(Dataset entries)
^^^^^^^^^^^^^^^^
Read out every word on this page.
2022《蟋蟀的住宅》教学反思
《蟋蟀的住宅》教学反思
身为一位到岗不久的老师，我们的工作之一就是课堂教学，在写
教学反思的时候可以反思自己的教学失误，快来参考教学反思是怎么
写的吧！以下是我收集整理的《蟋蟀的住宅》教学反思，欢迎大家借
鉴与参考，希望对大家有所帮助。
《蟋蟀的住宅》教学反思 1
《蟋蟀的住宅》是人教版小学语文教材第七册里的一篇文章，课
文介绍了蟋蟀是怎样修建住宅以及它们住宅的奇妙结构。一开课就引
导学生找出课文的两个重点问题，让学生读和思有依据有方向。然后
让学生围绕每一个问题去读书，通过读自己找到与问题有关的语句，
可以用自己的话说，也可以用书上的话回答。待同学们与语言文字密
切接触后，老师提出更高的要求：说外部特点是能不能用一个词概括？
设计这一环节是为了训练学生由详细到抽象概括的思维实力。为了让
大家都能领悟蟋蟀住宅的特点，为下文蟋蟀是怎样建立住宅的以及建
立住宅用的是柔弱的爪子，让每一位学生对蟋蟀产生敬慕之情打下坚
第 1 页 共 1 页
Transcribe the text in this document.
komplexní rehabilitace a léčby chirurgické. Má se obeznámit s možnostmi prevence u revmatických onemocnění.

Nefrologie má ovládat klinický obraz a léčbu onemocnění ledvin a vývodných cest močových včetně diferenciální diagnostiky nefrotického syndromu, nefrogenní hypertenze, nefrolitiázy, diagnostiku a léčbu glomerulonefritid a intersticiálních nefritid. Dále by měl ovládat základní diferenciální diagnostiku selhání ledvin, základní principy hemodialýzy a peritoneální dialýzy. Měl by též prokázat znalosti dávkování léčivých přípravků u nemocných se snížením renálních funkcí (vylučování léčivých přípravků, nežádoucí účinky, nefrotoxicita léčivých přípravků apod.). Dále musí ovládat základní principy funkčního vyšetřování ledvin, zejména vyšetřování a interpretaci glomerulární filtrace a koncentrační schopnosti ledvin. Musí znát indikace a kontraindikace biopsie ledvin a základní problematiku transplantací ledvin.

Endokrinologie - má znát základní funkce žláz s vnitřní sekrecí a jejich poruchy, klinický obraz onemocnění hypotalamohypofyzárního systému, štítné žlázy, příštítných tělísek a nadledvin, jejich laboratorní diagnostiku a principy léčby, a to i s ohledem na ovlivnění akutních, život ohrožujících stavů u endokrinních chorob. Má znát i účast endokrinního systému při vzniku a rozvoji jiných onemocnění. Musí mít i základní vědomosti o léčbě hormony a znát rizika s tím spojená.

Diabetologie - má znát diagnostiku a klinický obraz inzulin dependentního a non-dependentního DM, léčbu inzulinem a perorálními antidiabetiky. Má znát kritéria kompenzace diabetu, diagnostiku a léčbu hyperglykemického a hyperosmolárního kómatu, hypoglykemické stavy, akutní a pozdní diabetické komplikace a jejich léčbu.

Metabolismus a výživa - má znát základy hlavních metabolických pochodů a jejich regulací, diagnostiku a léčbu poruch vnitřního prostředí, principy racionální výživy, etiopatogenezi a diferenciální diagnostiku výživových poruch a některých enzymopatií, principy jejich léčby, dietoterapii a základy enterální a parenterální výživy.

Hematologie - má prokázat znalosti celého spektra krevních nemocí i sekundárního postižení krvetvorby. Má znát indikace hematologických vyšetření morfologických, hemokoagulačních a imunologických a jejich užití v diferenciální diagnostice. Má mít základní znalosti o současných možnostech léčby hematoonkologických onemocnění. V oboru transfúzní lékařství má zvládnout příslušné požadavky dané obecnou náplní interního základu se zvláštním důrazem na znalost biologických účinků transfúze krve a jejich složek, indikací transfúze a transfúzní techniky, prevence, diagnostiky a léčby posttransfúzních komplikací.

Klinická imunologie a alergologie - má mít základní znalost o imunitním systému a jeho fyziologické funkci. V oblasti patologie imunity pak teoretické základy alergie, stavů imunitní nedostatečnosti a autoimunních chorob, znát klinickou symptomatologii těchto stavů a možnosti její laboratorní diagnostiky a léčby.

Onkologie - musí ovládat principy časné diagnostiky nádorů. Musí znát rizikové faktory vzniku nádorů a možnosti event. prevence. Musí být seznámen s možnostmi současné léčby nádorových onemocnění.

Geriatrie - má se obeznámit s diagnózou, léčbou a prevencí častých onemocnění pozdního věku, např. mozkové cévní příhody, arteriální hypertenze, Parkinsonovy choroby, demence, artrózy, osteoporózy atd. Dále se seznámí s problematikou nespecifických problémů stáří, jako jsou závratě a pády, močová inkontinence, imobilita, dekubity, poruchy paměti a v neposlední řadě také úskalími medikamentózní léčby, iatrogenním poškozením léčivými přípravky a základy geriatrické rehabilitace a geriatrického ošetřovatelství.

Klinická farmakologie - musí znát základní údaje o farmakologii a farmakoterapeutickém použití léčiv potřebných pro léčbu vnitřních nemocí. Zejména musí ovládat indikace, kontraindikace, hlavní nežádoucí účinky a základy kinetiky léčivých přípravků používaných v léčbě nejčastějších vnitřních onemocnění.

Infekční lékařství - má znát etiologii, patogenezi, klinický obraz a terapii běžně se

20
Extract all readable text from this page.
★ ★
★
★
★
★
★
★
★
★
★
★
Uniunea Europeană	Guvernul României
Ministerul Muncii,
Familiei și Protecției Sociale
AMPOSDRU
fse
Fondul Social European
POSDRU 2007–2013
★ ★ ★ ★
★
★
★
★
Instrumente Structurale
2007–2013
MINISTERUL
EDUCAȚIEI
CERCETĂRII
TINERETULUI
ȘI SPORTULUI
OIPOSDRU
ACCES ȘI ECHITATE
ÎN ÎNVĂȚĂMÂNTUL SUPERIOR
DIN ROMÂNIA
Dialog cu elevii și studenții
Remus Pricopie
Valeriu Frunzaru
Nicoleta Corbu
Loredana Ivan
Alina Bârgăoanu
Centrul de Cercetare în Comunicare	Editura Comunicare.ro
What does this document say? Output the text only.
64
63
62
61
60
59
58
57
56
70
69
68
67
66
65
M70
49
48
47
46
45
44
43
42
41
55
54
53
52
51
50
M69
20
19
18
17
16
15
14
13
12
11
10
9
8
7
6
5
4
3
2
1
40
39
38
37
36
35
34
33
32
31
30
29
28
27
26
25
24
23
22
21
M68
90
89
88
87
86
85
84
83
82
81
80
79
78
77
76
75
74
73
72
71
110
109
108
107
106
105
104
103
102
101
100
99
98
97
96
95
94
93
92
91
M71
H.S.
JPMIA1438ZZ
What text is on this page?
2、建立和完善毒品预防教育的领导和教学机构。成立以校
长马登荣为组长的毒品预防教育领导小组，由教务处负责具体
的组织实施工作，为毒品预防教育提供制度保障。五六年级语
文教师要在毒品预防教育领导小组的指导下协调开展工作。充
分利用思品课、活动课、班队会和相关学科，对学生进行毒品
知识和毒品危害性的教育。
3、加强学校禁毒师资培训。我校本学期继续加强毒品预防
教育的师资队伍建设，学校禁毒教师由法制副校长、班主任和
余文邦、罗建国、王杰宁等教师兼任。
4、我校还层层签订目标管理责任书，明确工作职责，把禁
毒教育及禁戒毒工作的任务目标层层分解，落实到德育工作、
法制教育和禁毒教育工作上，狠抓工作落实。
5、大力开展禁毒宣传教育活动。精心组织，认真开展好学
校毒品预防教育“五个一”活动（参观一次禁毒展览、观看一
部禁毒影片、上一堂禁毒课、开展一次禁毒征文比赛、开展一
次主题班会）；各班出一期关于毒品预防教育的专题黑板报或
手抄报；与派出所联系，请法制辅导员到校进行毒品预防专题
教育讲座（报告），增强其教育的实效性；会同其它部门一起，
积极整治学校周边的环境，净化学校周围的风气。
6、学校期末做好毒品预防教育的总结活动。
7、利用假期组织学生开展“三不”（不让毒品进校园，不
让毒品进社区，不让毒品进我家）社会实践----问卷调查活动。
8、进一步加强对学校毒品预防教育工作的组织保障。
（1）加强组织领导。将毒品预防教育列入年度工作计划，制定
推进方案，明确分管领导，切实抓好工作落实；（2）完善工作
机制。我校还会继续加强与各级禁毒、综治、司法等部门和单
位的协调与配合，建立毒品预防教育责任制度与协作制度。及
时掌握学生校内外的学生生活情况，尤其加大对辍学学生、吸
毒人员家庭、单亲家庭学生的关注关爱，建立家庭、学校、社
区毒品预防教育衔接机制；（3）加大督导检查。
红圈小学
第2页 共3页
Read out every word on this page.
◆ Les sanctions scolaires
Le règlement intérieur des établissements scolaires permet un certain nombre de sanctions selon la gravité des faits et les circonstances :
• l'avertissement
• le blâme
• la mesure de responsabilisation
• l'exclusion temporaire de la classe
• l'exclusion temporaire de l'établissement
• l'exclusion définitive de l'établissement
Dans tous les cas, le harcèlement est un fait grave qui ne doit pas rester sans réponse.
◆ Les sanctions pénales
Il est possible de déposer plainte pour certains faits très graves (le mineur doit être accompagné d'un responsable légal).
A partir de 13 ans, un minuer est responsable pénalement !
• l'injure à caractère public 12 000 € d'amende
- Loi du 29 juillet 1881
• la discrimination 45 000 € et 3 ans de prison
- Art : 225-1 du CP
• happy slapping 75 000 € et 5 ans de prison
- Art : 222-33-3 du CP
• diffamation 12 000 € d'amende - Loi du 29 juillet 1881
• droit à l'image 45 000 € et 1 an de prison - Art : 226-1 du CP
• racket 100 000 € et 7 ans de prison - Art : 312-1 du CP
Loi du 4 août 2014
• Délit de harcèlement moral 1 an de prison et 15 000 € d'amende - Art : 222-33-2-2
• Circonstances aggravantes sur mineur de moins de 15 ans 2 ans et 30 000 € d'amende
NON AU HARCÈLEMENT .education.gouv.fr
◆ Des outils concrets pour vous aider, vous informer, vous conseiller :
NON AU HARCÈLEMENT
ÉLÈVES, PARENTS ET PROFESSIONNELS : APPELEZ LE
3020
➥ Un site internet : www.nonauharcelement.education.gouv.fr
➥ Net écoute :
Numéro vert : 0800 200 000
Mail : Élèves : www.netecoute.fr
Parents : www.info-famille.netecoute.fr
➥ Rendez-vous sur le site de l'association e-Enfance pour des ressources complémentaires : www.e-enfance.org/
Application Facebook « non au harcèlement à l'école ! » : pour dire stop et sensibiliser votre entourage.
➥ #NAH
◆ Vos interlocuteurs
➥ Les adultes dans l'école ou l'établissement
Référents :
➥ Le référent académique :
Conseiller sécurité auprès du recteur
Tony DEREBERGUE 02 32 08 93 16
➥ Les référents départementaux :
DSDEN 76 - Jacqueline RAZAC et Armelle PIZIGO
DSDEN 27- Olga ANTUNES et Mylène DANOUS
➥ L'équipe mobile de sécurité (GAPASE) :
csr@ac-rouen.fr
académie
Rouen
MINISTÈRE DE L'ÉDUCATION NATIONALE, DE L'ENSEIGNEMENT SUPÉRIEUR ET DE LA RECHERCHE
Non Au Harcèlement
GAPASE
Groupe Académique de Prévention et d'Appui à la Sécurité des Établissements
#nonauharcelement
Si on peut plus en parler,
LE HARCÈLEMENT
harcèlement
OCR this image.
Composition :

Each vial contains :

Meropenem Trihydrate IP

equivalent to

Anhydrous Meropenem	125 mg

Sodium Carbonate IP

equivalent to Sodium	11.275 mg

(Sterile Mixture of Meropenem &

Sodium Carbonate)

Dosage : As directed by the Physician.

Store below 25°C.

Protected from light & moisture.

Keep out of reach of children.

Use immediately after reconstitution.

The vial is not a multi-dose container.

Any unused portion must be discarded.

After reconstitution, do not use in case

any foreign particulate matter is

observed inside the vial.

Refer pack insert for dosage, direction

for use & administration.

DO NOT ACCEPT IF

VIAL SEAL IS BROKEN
^^^^^^^^^^^^^^^^
● Job
Pick out every line holding the string "znalosti" and return it.

● Result of this exercise
Nefrologie má ovládat klinický obraz a léčbu onemocnění ledvin a vývodných cest močových včetně diferenciální diagnostiky nefrotického syndromu, nefrogenní hypertenze, nefrolitiázy, diagnostiku a léčbu glomerulonefritid a intersticiálních nefritid. Dále by měl ovládat základní diferenciální diagnostiku selhání ledvin, základní principy hemodialýzy a peritoneální dialýzy. Měl by též prokázat znalosti dávkování léčivých přípravků u nemocných se snížením renálních funkcí (vylučování léčivých přípravků, nežádoucí účinky, nefrotoxicita léčivých přípravků apod.). Dále musí ovládat základní principy funkčního vyšetřování ledvin, zejména vyšetřování a interpretaci glomerulární filtrace a koncentrační schopnosti ledvin. Musí znát indikace a kontraindikace biopsie ledvin a základní problematiku transplantací ledvin.
Hematologie - má prokázat znalosti celého spektra krevních nemocí i sekundárního postižení krvetvorby. Má znát indikace hematologických vyšetření morfologických, hemokoagulačních a imunologických a jejich užití v diferenciální diagnostice. Má mít základní znalosti o současných možnostech léčby hematoonkologických onemocnění. V oboru transfúzní lékařství má zvládnout příslušné požadavky dané obecnou náplní interního základu se zvláštním důrazem na znalost biologických účinků transfúze krve a jejich složek, indikací transfúze a transfúzní techniky, prevence, diagnostiky a léčby posttransfúzních komplikací.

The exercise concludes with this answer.